===== Items =====
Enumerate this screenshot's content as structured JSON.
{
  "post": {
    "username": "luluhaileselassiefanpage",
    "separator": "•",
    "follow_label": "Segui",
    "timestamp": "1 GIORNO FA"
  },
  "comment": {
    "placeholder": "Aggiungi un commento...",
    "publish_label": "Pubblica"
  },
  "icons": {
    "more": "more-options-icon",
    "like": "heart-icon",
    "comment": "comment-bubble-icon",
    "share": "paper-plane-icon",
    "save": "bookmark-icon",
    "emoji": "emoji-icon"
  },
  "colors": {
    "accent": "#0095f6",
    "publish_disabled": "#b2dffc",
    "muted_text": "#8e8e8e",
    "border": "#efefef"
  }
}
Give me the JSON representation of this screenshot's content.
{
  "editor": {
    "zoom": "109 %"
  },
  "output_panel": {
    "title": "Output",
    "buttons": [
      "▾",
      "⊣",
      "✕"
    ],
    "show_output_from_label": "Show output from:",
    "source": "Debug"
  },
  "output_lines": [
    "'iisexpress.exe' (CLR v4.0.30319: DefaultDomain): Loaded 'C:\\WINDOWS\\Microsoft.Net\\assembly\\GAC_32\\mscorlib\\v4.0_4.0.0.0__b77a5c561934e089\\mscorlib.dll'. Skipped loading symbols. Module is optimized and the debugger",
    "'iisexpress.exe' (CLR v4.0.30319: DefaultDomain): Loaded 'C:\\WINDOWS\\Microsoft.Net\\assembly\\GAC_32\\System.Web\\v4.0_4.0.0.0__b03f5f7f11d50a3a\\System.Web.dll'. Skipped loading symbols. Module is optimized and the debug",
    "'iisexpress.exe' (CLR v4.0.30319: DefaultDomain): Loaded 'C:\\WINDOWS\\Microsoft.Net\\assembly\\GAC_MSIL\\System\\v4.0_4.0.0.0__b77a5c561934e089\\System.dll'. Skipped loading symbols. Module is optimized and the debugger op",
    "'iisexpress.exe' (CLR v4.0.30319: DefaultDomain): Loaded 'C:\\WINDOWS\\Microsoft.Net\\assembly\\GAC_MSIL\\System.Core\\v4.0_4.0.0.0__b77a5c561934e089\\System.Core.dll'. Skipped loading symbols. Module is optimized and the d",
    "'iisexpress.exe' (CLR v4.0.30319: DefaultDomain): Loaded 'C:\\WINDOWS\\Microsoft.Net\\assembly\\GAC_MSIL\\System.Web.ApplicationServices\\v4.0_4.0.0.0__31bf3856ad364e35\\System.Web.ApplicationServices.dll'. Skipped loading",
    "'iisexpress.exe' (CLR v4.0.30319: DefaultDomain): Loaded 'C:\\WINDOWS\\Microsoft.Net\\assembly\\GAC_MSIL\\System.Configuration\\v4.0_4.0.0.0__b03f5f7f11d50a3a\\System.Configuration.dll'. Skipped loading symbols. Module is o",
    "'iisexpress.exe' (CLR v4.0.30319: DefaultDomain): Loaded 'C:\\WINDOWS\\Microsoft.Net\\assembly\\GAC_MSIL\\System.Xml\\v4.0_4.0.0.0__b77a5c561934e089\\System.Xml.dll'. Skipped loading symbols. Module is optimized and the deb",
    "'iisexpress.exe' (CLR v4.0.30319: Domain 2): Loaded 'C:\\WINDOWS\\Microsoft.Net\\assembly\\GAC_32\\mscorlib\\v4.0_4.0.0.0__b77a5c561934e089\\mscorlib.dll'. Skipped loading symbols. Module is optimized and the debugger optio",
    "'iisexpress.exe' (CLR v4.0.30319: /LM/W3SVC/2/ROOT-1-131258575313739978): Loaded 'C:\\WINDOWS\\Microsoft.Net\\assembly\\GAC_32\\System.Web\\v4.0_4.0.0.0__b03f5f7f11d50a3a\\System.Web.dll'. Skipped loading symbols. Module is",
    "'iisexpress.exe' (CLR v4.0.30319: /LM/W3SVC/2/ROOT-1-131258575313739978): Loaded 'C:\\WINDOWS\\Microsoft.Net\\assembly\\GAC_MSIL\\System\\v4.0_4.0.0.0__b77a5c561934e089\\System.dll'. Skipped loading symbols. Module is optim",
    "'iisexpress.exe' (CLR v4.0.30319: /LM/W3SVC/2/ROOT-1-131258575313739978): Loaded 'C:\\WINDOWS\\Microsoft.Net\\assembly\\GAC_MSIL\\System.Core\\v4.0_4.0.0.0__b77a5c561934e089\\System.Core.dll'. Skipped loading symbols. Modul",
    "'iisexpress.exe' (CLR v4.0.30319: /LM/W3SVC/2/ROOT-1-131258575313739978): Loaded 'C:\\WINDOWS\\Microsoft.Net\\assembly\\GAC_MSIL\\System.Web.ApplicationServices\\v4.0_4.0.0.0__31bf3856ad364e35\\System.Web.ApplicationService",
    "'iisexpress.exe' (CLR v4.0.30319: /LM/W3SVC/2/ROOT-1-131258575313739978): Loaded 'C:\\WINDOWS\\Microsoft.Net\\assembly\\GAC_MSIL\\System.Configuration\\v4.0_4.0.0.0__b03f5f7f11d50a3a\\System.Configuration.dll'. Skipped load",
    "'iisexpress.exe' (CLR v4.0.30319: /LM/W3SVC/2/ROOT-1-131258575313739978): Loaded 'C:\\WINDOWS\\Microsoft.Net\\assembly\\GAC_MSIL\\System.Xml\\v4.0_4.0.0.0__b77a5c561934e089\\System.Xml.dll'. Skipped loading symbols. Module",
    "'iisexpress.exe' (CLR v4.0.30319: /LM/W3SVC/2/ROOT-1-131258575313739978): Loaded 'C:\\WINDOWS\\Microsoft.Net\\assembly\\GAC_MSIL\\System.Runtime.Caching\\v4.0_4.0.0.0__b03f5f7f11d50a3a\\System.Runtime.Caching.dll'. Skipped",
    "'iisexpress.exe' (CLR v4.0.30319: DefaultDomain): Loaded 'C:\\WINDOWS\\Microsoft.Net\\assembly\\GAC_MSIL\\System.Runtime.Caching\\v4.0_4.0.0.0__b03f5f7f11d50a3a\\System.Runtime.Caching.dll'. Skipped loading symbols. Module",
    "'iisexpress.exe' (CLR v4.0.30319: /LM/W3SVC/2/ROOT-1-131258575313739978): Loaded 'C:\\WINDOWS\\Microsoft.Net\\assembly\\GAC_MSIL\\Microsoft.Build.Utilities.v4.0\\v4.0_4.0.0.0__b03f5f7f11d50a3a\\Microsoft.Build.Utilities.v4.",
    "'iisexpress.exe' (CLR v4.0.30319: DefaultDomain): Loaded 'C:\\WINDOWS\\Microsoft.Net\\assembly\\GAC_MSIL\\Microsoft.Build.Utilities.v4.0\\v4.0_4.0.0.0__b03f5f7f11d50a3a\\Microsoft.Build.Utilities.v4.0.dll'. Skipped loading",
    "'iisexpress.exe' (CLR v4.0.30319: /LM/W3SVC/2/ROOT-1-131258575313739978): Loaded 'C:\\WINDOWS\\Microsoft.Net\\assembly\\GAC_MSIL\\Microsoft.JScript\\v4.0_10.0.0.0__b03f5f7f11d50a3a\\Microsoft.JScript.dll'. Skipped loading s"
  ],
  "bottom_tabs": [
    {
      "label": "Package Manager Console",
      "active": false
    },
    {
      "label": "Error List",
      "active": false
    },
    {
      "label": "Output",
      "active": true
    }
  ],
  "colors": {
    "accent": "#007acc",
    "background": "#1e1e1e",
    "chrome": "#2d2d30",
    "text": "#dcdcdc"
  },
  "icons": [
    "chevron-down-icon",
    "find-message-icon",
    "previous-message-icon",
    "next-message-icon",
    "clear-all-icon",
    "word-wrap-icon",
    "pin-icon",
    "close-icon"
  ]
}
=====
→ **Problem requirements**:
Your task is to repeat every entry exactly.

→ **Worked answer**:
Enumerate this screenshot's content as structured JSON.
{
  "post": {
    "username": "luluhaileselassiefanpage",
    "separator": "•",
    "follow_label": "Segui",
    "timestamp": "1 GIORNO FA"
  },
  "comment": {
    "placeholder": "Aggiungi un commento...",
    "publish_label": "Pubblica"
  },
  "icons": {
    "more": "more-options-icon",
    "like": "heart-icon",
    "comment": "comment-bubble-icon",
    "share": "paper-plane-icon",
    "save": "bookmark-icon",
    "emoji": "emoji-icon"
  },
  "colors": {
    "accent": "#0095f6",
    "publish_disabled": "#b2dffc",
    "muted_text": "#8e8e8e",
    "border": "#efefef"
  }
}
Give me the JSON representation of this screenshot's content.
{
  "editor": {
    "zoom": "109 %"
  },
  "output_panel": {
    "title": "Output",
    "buttons": [
      "▾",
      "⊣",
      "✕"
    ],
    "show_output_from_label": "Show output from:",
    "source": "Debug"
  },
  "output_lines": [
    "'iisexpress.exe' (CLR v4.0.30319: DefaultDomain): Loaded 'C:\\WINDOWS\\Microsoft.Net\\assembly\\GAC_32\\mscorlib\\v4.0_4.0.0.0__b77a5c561934e089\\mscorlib.dll'. Skipped loading symbols. Module is optimized and the debugger",
    "'iisexpress.exe' (CLR v4.0.30319: DefaultDomain): Loaded 'C:\\WINDOWS\\Microsoft.Net\\assembly\\GAC_32\\System.Web\\v4.0_4.0.0.0__b03f5f7f11d50a3a\\System.Web.dll'. Skipped loading symbols. Module is optimized and the debug",
    "'iisexpress.exe' (CLR v4.0.30319: DefaultDomain): Loaded 'C:\\WINDOWS\\Microsoft.Net\\assembly\\GAC_MSIL\\System\\v4.0_4.0.0.0__b77a5c561934e089\\System.dll'. Skipped loading symbols. Module is optimized and the debugger op",
    "'iisexpress.exe' (CLR v4.0.30319: DefaultDomain): Loaded 'C:\\WINDOWS\\Microsoft.Net\\assembly\\GAC_MSIL\\System.Core\\v4.0_4.0.0.0__b77a5c561934e089\\System.Core.dll'. Skipped loading symbols. Module is optimized and the d",
    "'iisexpress.exe' (CLR v4.0.30319: DefaultDomain): Loaded 'C:\\WINDOWS\\Microsoft.Net\\assembly\\GAC_MSIL\\System.Web.ApplicationServices\\v4.0_4.0.0.0__31bf3856ad364e35\\System.Web.ApplicationServices.dll'. Skipped loading",
    "'iisexpress.exe' (CLR v4.0.30319: DefaultDomain): Loaded 'C:\\WINDOWS\\Microsoft.Net\\assembly\\GAC_MSIL\\System.Configuration\\v4.0_4.0.0.0__b03f5f7f11d50a3a\\System.Configuration.dll'. Skipped loading symbols. Module is o",
    "'iisexpress.exe' (CLR v4.0.30319: DefaultDomain): Loaded 'C:\\WINDOWS\\Microsoft.Net\\assembly\\GAC_MSIL\\System.Xml\\v4.0_4.0.0.0__b77a5c561934e089\\System.Xml.dll'. Skipped loading symbols. Module is optimized and the deb",
    "'iisexpress.exe' (CLR v4.0.30319: Domain 2): Loaded 'C:\\WINDOWS\\Microsoft.Net\\assembly\\GAC_32\\mscorlib\\v4.0_4.0.0.0__b77a5c561934e089\\mscorlib.dll'. Skipped loading symbols. Module is optimized and the debugger optio",
    "'iisexpress.exe' (CLR v4.0.30319: /LM/W3SVC/2/ROOT-1-131258575313739978): Loaded 'C:\\WINDOWS\\Microsoft.Net\\assembly\\GAC_32\\System.Web\\v4.0_4.0.0.0__b03f5f7f11d50a3a\\System.Web.dll'. Skipped loading symbols. Module is",
    "'iisexpress.exe' (CLR v4.0.30319: /LM/W3SVC/2/ROOT-1-131258575313739978): Loaded 'C:\\WINDOWS\\Microsoft.Net\\assembly\\GAC_MSIL\\System\\v4.0_4.0.0.0__b77a5c561934e089\\System.dll'. Skipped loading symbols. Module is optim",
    "'iisexpress.exe' (CLR v4.0.30319: /LM/W3SVC/2/ROOT-1-131258575313739978): Loaded 'C:\\WINDOWS\\Microsoft.Net\\assembly\\GAC_MSIL\\System.Core\\v4.0_4.0.0.0__b77a5c561934e089\\System.Core.dll'. Skipped loading symbols. Modul",
    "'iisexpress.exe' (CLR v4.0.30319: /LM/W3SVC/2/ROOT-1-131258575313739978): Loaded 'C:\\WINDOWS\\Microsoft.Net\\assembly\\GAC_MSIL\\System.Web.ApplicationServices\\v4.0_4.0.0.0__31bf3856ad364e35\\System.Web.ApplicationService",
    "'iisexpress.exe' (CLR v4.0.30319: /LM/W3SVC/2/ROOT-1-131258575313739978): Loaded 'C:\\WINDOWS\\Microsoft.Net\\assembly\\GAC_MSIL\\System.Configuration\\v4.0_4.0.0.0__b03f5f7f11d50a3a\\System.Configuration.dll'. Skipped load",
    "'iisexpress.exe' (CLR v4.0.30319: /LM/W3SVC/2/ROOT-1-131258575313739978): Loaded 'C:\\WINDOWS\\Microsoft.Net\\assembly\\GAC_MSIL\\System.Xml\\v4.0_4.0.0.0__b77a5c561934e089\\System.Xml.dll'. Skipped loading symbols. Module",
    "'iisexpress.exe' (CLR v4.0.30319: /LM/W3SVC/2/ROOT-1-131258575313739978): Loaded 'C:\\WINDOWS\\Microsoft.Net\\assembly\\GAC_MSIL\\System.Runtime.Caching\\v4.0_4.0.0.0__b03f5f7f11d50a3a\\System.Runtime.Caching.dll'. Skipped",
    "'iisexpress.exe' (CLR v4.0.30319: DefaultDomain): Loaded 'C:\\WINDOWS\\Microsoft.Net\\assembly\\GAC_MSIL\\System.Runtime.Caching\\v4.0_4.0.0.0__b03f5f7f11d50a3a\\System.Runtime.Caching.dll'. Skipped loading symbols. Module",
    "'iisexpress.exe' (CLR v4.0.30319: /LM/W3SVC/2/ROOT-1-131258575313739978): Loaded 'C:\\WINDOWS\\Microsoft.Net\\assembly\\GAC_MSIL\\Microsoft.Build.Utilities.v4.0\\v4.0_4.0.0.0__b03f5f7f11d50a3a\\Microsoft.Build.Utilities.v4.",
    "'iisexpress.exe' (CLR v4.0.30319: DefaultDomain): Loaded 'C:\\WINDOWS\\Microsoft.Net\\assembly\\GAC_MSIL\\Microsoft.Build.Utilities.v4.0\\v4.0_4.0.0.0__b03f5f7f11d50a3a\\Microsoft.Build.Utilities.v4.0.dll'. Skipped loading",
    "'iisexpress.exe' (CLR v4.0.30319: /LM/W3SVC/2/ROOT-1-131258575313739978): Loaded 'C:\\WINDOWS\\Microsoft.Net\\assembly\\GAC_MSIL\\Microsoft.JScript\\v4.0_10.0.0.0__b03f5f7f11d50a3a\\Microsoft.JScript.dll'. Skipped loading s"
  ],
  "bottom_tabs": [
    {
      "label": "Package Manager Console",
      "active": false
    },
    {
      "label": "Error List",
      "active": false
    },
    {
      "label": "Output",
      "active": true
    }
  ],
  "colors": {
    "accent": "#007acc",
    "background": "#1e1e1e",
    "chrome": "#2d2d30",
    "text": "#dcdcdc"
  },
  "icons": [
    "chevron-down-icon",
    "find-message-icon",
    "previous-message-icon",
    "next-message-icon",
    "clear-all-icon",
    "word-wrap-icon",
    "pin-icon",
    "close-icon"
  ]
}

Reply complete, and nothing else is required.